Start of Extracted entries

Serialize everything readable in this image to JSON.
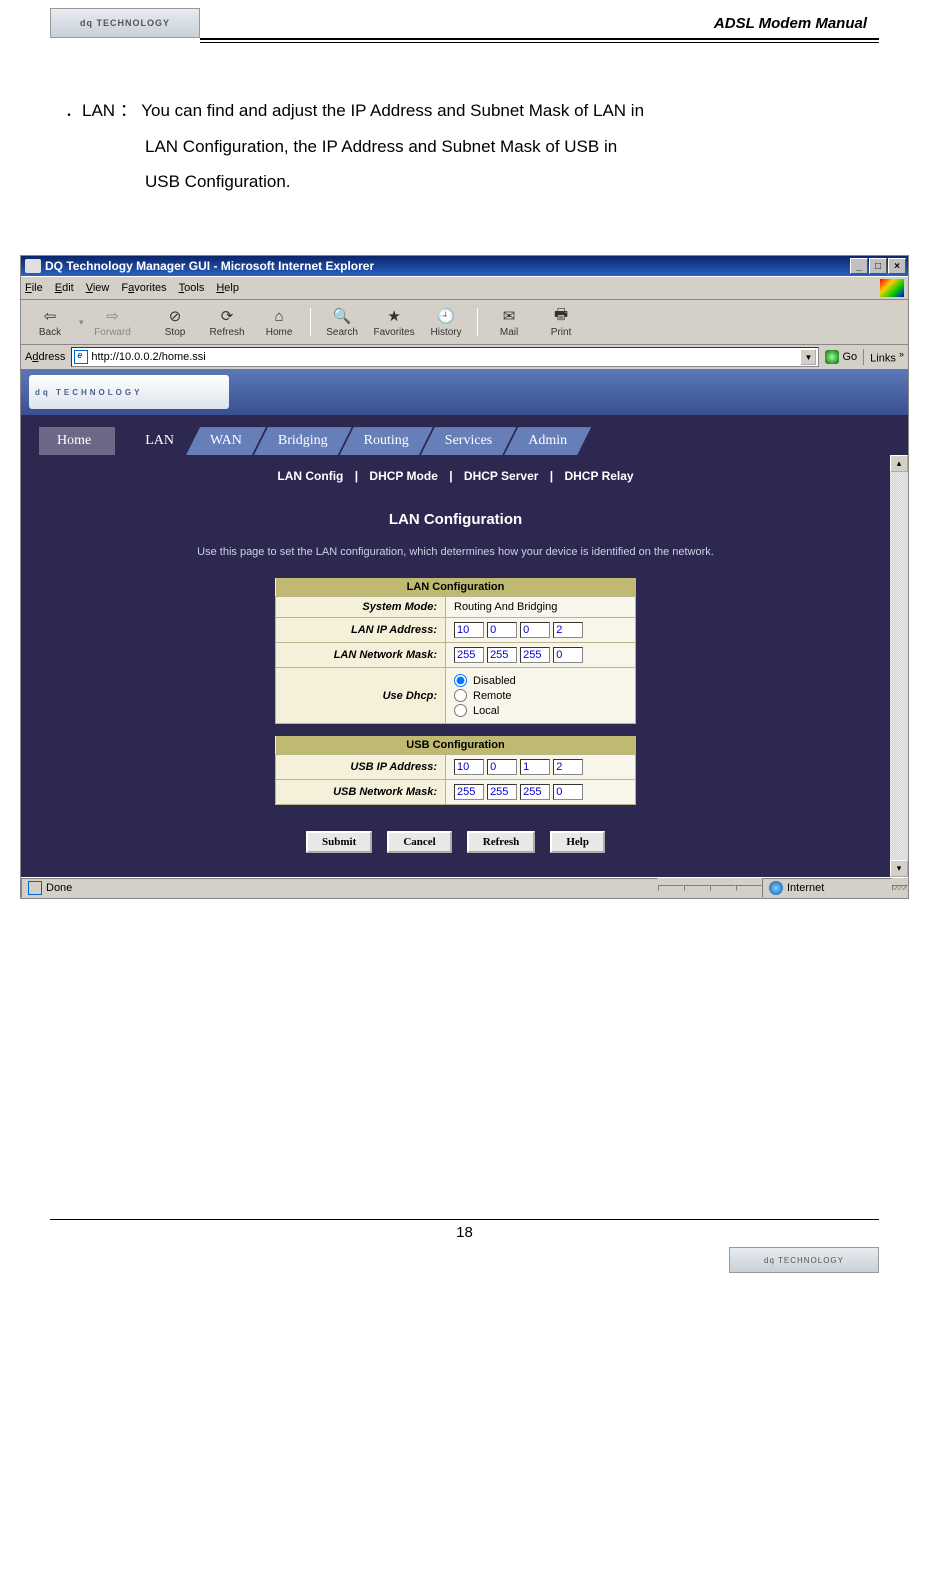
{
  "header": {
    "logo_text": "dq TECHNOLOGY",
    "title": "ADSL Modem Manual"
  },
  "doc": {
    "bullet_label": "LAN",
    "bullet_sep": "：",
    "desc_line1": "You can find and adjust the IP Address and Subnet Mask of LAN in",
    "desc_line2": "LAN Configuration, the IP Address and Subnet Mask of USB in",
    "desc_line3": "USB Configuration."
  },
  "window": {
    "title": "DQ Technology Manager GUI - Microsoft Internet Explorer",
    "menus": {
      "file": "File",
      "edit": "Edit",
      "view": "View",
      "favorites": "Favorites",
      "tools": "Tools",
      "help": "Help"
    },
    "toolbar": {
      "back": "Back",
      "forward": "Forward",
      "stop": "Stop",
      "refresh": "Refresh",
      "home": "Home",
      "search": "Search",
      "favorites2": "Favorites",
      "history": "History",
      "mail": "Mail",
      "print": "Print"
    },
    "addr_label": "Address",
    "url": "http://10.0.0.2/home.ssi",
    "go": "Go",
    "links": "Links",
    "status_done": "Done",
    "status_zone": "Internet"
  },
  "page": {
    "brand": "dq  TECHNOLOGY",
    "tabs": [
      "Home",
      "LAN",
      "WAN",
      "Bridging",
      "Routing",
      "Services",
      "Admin"
    ],
    "subtabs": [
      "LAN Config",
      "DHCP Mode",
      "DHCP Server",
      "DHCP Relay"
    ],
    "heading": "LAN Configuration",
    "description": "Use this page to set the LAN configuration, which determines how your device is identified on the network.",
    "lan_table": {
      "title": "LAN Configuration",
      "rows": {
        "system_mode_lbl": "System Mode:",
        "system_mode_val": "Routing And Bridging",
        "ip_lbl": "LAN IP Address:",
        "ip": [
          "10",
          "0",
          "0",
          "2"
        ],
        "mask_lbl": "LAN Network Mask:",
        "mask": [
          "255",
          "255",
          "255",
          "0"
        ],
        "dhcp_lbl": "Use Dhcp:",
        "dhcp_opts": [
          "Disabled",
          "Remote",
          "Local"
        ]
      }
    },
    "usb_table": {
      "title": "USB Configuration",
      "rows": {
        "ip_lbl": "USB IP Address:",
        "ip": [
          "10",
          "0",
          "1",
          "2"
        ],
        "mask_lbl": "USB Network Mask:",
        "mask": [
          "255",
          "255",
          "255",
          "0"
        ]
      }
    },
    "buttons": {
      "submit": "Submit",
      "cancel": "Cancel",
      "refresh": "Refresh",
      "help": "Help"
    }
  },
  "footer": {
    "page_num": "18",
    "logo_text": "dq TECHNOLOGY"
  }
}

End of Extracted entries

What you are asked to do: Copy out the entries verbatim and leave the images out.

Task output:
Serialize everything readable in this image to JSON.
{
  "header": {
    "logo_text": "dq TECHNOLOGY",
    "title": "ADSL Modem Manual"
  },
  "doc": {
    "bullet_label": "LAN",
    "bullet_sep": "：",
    "desc_line1": "You can find and adjust the IP Address and Subnet Mask of LAN in",
    "desc_line2": "LAN Configuration, the IP Address and Subnet Mask of USB in",
    "desc_line3": "USB Configuration."
  },
  "window": {
    "title": "DQ Technology Manager GUI - Microsoft Internet Explorer",
    "menus": {
      "file": "File",
      "edit": "Edit",
      "view": "View",
      "favorites": "Favorites",
      "tools": "Tools",
      "help": "Help"
    },
    "toolbar": {
      "back": "Back",
      "forward": "Forward",
      "stop": "Stop",
      "refresh": "Refresh",
      "home": "Home",
      "search": "Search",
      "favorites2": "Favorites",
      "history": "History",
      "mail": "Mail",
      "print": "Print"
    },
    "addr_label": "Address",
    "url": "http://10.0.0.2/home.ssi",
    "go": "Go",
    "links": "Links",
    "status_done": "Done",
    "status_zone": "Internet"
  },
  "page": {
    "brand": "dq  TECHNOLOGY",
    "tabs": [
      "Home",
      "LAN",
      "WAN",
      "Bridging",
      "Routing",
      "Services",
      "Admin"
    ],
    "subtabs": [
      "LAN Config",
      "DHCP Mode",
      "DHCP Server",
      "DHCP Relay"
    ],
    "heading": "LAN Configuration",
    "description": "Use this page to set the LAN configuration, which determines how your device is identified on the network.",
    "lan_table": {
      "title": "LAN Configuration",
      "rows": {
        "system_mode_lbl": "System Mode:",
        "system_mode_val": "Routing And Bridging",
        "ip_lbl": "LAN IP Address:",
        "ip": [
          "10",
          "0",
          "0",
          "2"
        ],
        "mask_lbl": "LAN Network Mask:",
        "mask": [
          "255",
          "255",
          "255",
          "0"
        ],
        "dhcp_lbl": "Use Dhcp:",
        "dhcp_opts": [
          "Disabled",
          "Remote",
          "Local"
        ]
      }
    },
    "usb_table": {
      "title": "USB Configuration",
      "rows": {
        "ip_lbl": "USB IP Address:",
        "ip": [
          "10",
          "0",
          "1",
          "2"
        ],
        "mask_lbl": "USB Network Mask:",
        "mask": [
          "255",
          "255",
          "255",
          "0"
        ]
      }
    },
    "buttons": {
      "submit": "Submit",
      "cancel": "Cancel",
      "refresh": "Refresh",
      "help": "Help"
    }
  },
  "footer": {
    "page_num": "18",
    "logo_text": "dq TECHNOLOGY"
  }
}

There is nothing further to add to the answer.